Saved entries:
- - -

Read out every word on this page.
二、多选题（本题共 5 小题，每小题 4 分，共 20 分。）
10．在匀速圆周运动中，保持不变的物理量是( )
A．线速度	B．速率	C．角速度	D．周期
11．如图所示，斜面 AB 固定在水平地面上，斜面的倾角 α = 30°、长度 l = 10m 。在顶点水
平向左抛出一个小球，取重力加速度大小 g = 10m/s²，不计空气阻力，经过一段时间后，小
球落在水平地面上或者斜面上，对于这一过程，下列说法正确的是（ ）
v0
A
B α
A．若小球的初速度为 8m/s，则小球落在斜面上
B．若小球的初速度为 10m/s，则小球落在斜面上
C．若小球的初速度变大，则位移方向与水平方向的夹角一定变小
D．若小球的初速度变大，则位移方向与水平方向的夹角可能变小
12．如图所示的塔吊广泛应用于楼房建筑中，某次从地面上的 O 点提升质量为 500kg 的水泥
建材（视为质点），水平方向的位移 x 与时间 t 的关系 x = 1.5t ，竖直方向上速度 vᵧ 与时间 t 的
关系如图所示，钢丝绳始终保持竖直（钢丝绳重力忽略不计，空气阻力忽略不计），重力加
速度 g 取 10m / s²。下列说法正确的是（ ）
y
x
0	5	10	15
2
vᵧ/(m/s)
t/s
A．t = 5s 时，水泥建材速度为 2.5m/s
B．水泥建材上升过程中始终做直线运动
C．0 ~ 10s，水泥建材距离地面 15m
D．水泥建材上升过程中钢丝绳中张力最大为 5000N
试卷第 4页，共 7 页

- - -

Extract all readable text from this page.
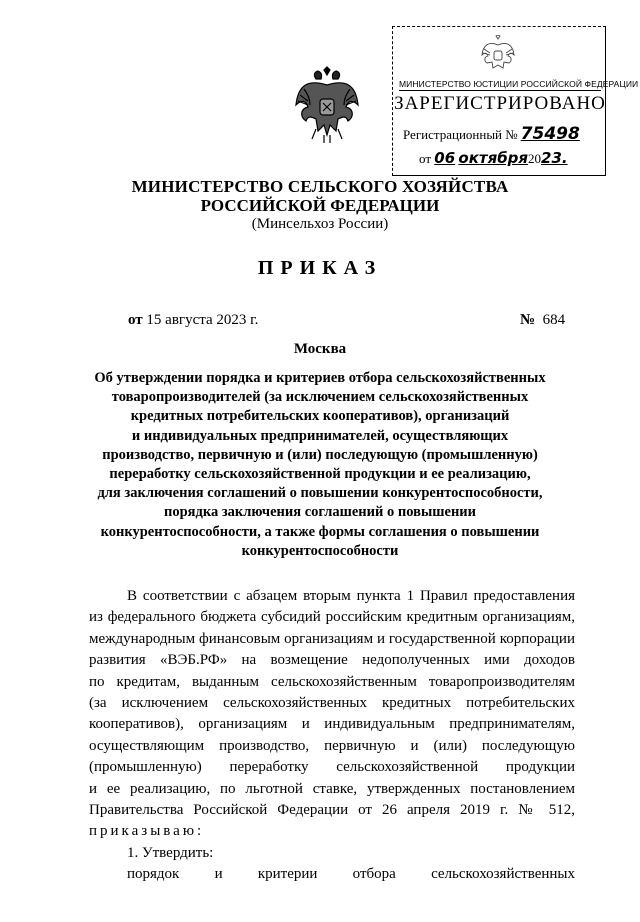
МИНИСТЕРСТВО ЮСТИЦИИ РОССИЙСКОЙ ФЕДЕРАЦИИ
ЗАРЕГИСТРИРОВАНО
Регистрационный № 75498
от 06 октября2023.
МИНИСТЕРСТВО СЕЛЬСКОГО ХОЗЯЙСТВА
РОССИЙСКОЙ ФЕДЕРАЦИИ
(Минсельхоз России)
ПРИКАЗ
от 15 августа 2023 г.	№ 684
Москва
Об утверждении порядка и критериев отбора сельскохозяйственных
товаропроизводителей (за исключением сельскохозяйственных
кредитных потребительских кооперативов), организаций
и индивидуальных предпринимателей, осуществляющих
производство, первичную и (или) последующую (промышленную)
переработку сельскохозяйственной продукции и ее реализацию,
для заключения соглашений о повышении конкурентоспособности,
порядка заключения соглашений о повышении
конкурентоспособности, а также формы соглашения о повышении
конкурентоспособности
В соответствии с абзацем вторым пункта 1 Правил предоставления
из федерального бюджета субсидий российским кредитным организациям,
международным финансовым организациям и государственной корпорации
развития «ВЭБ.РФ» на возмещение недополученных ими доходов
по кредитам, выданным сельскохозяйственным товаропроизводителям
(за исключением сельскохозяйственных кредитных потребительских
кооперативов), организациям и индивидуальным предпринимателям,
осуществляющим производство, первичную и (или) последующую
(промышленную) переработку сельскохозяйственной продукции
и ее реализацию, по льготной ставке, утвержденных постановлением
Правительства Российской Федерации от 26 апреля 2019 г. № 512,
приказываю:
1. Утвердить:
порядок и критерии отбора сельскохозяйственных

- - -

▸ **What to produce**
Work out the count of lines containing the word "кредитных", then write only that count.

▸ **Output below**
2